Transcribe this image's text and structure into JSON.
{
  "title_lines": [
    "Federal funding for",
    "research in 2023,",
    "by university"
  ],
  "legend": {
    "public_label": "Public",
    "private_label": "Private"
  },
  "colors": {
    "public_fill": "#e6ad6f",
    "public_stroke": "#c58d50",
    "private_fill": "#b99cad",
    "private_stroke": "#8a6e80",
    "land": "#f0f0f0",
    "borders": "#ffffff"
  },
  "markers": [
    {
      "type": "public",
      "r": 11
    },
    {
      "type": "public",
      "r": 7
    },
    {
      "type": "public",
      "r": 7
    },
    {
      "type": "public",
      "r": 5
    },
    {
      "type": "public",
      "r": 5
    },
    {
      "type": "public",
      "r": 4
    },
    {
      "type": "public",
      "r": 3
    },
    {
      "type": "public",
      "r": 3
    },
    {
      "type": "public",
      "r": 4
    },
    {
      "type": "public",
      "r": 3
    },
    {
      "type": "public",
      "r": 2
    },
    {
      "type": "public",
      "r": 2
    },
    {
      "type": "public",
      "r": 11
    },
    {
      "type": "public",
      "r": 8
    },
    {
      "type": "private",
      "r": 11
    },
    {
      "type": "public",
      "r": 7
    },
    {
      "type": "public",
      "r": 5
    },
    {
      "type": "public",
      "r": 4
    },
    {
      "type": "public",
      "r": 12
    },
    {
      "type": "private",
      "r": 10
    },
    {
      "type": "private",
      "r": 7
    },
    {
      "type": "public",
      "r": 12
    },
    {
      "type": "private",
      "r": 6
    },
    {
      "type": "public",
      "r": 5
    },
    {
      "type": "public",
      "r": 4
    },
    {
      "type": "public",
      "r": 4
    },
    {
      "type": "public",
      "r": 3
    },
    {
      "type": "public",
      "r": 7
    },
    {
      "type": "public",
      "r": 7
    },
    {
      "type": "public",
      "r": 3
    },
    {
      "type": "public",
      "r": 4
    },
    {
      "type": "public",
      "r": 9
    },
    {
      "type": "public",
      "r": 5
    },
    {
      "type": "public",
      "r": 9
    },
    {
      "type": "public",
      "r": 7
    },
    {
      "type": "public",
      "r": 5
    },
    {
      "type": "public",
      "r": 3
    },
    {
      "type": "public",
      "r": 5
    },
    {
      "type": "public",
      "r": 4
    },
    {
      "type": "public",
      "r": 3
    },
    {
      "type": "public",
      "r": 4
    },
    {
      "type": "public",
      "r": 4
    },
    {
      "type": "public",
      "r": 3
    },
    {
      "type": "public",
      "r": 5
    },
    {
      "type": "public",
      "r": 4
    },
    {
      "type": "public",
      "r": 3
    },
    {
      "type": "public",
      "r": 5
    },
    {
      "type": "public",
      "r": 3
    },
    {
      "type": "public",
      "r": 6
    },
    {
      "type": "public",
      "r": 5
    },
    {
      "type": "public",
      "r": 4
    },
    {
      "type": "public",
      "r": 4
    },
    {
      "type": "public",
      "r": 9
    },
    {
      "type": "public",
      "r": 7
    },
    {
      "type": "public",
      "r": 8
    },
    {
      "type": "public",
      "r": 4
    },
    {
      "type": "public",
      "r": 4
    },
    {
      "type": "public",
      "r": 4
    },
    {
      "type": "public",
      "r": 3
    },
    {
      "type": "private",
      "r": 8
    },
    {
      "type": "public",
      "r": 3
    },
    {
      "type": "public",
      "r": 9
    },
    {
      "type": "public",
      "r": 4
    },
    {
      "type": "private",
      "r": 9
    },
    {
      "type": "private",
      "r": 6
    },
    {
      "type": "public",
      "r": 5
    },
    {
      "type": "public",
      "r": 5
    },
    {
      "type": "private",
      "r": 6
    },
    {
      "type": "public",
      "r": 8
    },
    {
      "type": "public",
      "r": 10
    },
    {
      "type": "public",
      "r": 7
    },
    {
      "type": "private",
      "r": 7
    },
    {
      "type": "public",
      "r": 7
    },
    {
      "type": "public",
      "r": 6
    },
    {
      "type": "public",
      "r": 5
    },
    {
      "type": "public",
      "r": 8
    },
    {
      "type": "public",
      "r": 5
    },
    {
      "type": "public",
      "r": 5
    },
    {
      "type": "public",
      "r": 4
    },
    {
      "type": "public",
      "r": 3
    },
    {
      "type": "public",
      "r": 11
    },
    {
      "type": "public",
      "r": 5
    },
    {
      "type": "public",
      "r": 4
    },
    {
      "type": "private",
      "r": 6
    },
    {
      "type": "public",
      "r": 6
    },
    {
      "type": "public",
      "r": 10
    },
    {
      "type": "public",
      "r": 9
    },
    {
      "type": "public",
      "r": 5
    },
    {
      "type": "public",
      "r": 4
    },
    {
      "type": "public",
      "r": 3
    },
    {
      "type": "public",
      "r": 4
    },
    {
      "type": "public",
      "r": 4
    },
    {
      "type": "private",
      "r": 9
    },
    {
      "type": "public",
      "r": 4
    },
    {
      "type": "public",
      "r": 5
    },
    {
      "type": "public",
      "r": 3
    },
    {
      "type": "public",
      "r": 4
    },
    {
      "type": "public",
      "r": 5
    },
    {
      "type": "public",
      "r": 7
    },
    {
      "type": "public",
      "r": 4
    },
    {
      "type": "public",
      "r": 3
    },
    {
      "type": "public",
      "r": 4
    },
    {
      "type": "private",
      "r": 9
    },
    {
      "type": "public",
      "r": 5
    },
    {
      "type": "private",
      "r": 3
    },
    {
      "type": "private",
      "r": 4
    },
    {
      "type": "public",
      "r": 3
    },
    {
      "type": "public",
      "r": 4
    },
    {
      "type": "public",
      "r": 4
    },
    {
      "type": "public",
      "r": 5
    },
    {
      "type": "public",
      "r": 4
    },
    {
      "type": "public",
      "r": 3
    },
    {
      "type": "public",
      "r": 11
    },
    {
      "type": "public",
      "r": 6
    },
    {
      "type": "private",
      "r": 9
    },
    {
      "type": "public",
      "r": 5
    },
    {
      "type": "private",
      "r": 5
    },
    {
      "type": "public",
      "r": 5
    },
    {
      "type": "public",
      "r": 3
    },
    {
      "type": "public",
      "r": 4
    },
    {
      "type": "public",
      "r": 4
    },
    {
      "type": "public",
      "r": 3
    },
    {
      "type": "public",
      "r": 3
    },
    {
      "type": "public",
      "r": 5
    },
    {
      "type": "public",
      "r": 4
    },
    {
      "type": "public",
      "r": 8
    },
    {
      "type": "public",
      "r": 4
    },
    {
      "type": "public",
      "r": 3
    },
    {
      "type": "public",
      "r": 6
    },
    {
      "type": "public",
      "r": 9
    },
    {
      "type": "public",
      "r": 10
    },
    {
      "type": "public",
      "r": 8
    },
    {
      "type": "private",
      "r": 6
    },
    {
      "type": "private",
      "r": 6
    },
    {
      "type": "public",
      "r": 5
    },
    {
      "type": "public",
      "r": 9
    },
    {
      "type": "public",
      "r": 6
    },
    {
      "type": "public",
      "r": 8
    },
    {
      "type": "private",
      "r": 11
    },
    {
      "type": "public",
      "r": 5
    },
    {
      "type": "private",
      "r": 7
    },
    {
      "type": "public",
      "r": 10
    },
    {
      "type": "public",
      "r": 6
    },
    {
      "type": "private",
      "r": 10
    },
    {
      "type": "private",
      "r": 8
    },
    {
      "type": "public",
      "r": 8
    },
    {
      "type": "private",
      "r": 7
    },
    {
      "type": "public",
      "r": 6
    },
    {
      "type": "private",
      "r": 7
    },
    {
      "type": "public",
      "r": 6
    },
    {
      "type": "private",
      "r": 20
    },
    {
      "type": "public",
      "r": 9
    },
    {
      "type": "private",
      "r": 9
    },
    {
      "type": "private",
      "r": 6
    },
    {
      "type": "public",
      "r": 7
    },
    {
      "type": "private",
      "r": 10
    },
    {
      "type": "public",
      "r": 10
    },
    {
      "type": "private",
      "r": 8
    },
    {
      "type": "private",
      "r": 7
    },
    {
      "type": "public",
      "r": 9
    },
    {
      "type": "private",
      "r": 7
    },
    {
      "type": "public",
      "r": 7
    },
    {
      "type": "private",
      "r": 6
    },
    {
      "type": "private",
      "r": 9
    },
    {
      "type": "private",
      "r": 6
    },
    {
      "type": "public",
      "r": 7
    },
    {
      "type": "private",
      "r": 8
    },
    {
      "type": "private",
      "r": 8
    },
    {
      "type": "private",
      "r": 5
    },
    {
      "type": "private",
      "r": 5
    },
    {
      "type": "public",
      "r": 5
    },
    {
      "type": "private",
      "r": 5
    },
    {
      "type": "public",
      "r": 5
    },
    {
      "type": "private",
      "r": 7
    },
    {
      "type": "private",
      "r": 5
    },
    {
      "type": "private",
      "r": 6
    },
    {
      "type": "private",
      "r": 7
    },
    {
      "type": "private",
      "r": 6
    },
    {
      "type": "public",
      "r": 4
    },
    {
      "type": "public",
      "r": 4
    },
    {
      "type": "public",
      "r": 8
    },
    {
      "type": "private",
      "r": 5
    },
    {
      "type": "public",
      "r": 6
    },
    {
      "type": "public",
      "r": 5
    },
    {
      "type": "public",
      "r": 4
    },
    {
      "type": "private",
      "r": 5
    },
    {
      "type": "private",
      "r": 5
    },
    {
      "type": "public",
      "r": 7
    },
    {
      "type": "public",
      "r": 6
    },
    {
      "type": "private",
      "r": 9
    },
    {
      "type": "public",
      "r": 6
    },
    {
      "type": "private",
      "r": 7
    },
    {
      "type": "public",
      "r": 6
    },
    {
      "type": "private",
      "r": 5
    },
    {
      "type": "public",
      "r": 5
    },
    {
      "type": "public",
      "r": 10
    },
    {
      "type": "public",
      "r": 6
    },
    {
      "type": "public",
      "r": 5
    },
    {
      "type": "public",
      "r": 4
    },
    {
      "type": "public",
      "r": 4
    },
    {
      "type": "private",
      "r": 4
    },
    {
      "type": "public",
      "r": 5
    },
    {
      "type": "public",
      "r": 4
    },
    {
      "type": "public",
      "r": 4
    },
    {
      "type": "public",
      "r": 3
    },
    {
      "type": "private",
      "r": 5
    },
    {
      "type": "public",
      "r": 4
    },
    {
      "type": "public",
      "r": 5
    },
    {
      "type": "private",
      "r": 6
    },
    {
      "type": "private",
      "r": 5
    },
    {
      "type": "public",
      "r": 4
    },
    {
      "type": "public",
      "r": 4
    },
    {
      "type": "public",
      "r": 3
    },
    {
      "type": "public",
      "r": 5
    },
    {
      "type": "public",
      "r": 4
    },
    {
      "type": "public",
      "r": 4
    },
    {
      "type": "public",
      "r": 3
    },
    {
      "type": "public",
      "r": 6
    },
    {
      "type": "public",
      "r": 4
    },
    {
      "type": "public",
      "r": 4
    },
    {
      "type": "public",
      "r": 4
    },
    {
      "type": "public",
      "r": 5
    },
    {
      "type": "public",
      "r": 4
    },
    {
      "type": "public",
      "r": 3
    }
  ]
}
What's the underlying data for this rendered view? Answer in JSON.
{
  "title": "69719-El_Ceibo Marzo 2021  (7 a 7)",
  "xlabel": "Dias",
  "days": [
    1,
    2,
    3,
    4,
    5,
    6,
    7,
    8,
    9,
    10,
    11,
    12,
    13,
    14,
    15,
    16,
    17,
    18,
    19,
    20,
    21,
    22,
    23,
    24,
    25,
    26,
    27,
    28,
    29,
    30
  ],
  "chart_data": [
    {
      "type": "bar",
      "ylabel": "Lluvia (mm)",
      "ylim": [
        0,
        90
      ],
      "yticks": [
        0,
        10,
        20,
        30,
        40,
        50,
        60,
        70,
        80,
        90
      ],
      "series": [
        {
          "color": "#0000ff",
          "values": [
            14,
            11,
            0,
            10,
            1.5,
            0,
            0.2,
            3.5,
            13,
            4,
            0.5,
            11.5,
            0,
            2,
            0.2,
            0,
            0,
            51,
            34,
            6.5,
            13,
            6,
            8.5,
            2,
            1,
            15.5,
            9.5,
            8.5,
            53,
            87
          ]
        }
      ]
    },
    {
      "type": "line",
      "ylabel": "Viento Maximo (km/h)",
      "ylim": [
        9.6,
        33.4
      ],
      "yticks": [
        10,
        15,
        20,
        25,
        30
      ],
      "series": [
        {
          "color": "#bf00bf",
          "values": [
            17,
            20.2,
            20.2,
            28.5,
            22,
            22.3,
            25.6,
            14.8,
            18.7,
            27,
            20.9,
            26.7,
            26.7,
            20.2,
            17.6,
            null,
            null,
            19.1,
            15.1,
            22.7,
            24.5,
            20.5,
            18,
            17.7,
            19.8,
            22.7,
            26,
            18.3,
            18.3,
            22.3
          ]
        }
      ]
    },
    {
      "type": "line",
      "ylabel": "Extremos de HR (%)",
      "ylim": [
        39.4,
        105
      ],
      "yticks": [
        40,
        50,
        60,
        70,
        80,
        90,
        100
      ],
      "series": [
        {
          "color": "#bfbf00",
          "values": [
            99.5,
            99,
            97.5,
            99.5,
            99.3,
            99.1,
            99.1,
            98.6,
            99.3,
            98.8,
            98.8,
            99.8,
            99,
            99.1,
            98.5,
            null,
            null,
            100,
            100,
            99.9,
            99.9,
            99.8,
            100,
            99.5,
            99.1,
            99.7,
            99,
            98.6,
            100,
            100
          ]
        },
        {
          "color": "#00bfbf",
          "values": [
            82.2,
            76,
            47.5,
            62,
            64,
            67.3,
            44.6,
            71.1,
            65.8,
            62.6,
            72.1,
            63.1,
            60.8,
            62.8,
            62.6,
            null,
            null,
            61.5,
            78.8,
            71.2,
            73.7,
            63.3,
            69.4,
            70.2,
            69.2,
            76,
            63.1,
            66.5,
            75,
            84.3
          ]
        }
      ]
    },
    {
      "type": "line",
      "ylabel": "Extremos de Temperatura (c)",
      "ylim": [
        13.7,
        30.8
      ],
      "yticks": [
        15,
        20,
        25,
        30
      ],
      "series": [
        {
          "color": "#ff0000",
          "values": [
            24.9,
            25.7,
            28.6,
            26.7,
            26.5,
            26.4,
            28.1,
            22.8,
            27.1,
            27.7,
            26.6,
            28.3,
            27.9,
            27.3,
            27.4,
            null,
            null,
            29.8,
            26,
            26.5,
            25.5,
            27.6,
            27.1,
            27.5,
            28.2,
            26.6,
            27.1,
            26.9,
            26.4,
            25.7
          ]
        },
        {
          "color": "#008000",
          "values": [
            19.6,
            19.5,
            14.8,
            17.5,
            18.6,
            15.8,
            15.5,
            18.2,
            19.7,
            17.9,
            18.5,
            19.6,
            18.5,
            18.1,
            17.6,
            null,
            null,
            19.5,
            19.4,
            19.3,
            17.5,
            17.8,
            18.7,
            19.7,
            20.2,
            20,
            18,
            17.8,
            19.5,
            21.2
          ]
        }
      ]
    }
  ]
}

━━━━━━━━

• _Task to complete_: List every line from the entries above in which "ylabel" appears.

• _Response below_:
      "ylabel": "Lluvia (mm)",
      "ylabel": "Viento Maximo (km/h)",
      "ylabel": "Extremos de HR (%)",
      "ylabel": "Extremos de Temperatura (c)",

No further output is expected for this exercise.